> _Aim_
Retype the complete listing exactly as it appears.

Figure content listings

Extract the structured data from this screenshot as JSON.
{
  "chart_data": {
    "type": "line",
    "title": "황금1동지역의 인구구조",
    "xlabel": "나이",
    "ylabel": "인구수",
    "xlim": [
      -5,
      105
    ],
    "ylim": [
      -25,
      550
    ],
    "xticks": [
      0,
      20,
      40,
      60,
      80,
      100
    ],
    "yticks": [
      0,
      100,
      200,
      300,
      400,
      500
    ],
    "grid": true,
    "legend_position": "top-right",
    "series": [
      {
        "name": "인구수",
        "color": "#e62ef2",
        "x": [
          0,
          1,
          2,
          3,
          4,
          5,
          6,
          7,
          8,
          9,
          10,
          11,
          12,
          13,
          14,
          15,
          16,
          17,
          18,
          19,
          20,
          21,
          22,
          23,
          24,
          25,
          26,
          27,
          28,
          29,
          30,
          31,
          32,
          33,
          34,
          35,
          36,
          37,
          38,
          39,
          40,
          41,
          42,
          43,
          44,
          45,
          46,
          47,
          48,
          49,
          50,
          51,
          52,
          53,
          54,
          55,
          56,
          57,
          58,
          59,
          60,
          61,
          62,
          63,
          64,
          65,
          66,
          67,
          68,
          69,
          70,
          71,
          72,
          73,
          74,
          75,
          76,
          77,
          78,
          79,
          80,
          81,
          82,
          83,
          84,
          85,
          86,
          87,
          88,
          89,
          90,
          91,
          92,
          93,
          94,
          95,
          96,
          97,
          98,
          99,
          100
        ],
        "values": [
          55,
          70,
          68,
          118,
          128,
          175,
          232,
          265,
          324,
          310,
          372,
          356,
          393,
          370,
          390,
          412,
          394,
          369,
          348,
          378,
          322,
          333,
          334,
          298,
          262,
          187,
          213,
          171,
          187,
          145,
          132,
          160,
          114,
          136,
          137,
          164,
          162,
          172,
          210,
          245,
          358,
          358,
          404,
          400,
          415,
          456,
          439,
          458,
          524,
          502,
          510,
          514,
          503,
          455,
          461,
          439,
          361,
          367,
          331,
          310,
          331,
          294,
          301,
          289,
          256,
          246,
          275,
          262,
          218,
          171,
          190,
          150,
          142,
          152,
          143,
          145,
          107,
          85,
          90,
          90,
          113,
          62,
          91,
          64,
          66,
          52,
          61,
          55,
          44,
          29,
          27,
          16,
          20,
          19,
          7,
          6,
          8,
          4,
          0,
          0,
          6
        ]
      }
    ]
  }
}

> _Full output_
Extract the structured data from this screenshot as JSON.
{
  "chart_data": {
    "type": "line",
    "title": "황금1동지역의 인구구조",
    "xlabel": "나이",
    "ylabel": "인구수",
    "xlim": [
      -5,
      105
    ],
    "ylim": [
      -25,
      550
    ],
    "xticks": [
      0,
      20,
      40,
      60,
      80,
      100
    ],
    "yticks": [
      0,
      100,
      200,
      300,
      400,
      500
    ],
    "grid": true,
    "legend_position": "top-right",
    "series": [
      {
        "name": "인구수",
        "color": "#e62ef2",
        "x": [
          0,
          1,
          2,
          3,
          4,
          5,
          6,
          7,
          8,
          9,
          10,
          11,
          12,
          13,
          14,
          15,
          16,
          17,
          18,
          19,
          20,
          21,
          22,
          23,
          24,
          25,
          26,
          27,
          28,
          29,
          30,
          31,
          32,
          33,
          34,
          35,
          36,
          37,
          38,
          39,
          40,
          41,
          42,
          43,
          44,
          45,
          46,
          47,
          48,
          49,
          50,
          51,
          52,
          53,
          54,
          55,
          56,
          57,
          58,
          59,
          60,
          61,
          62,
          63,
          64,
          65,
          66,
          67,
          68,
          69,
          70,
          71,
          72,
          73,
          74,
          75,
          76,
          77,
          78,
          79,
          80,
          81,
          82,
          83,
          84,
          85,
          86,
          87,
          88,
          89,
          90,
          91,
          92,
          93,
          94,
          95,
          96,
          97,
          98,
          99,
          100
        ],
        "values": [
          55,
          70,
          68,
          118,
          128,
          175,
          232,
          265,
          324,
          310,
          372,
          356,
          393,
          370,
          390,
          412,
          394,
          369,
          348,
          378,
          322,
          333,
          334,
          298,
          262,
          187,
          213,
          171,
          187,
          145,
          132,
          160,
          114,
          136,
          137,
          164,
          162,
          172,
          210,
          245,
          358,
          358,
          404,
          400,
          415,
          456,
          439,
          458,
          524,
          502,
          510,
          514,
          503,
          455,
          461,
          439,
          361,
          367,
          331,
          310,
          331,
          294,
          301,
          289,
          256,
          246,
          275,
          262,
          218,
          171,
          190,
          150,
          142,
          152,
          143,
          145,
          107,
          85,
          90,
          90,
          113,
          62,
          91,
          64,
          66,
          52,
          61,
          55,
          44,
          29,
          27,
          16,
          20,
          19,
          7,
          6,
          8,
          4,
          0,
          0,
          6
        ]
      }
    ]
  }
}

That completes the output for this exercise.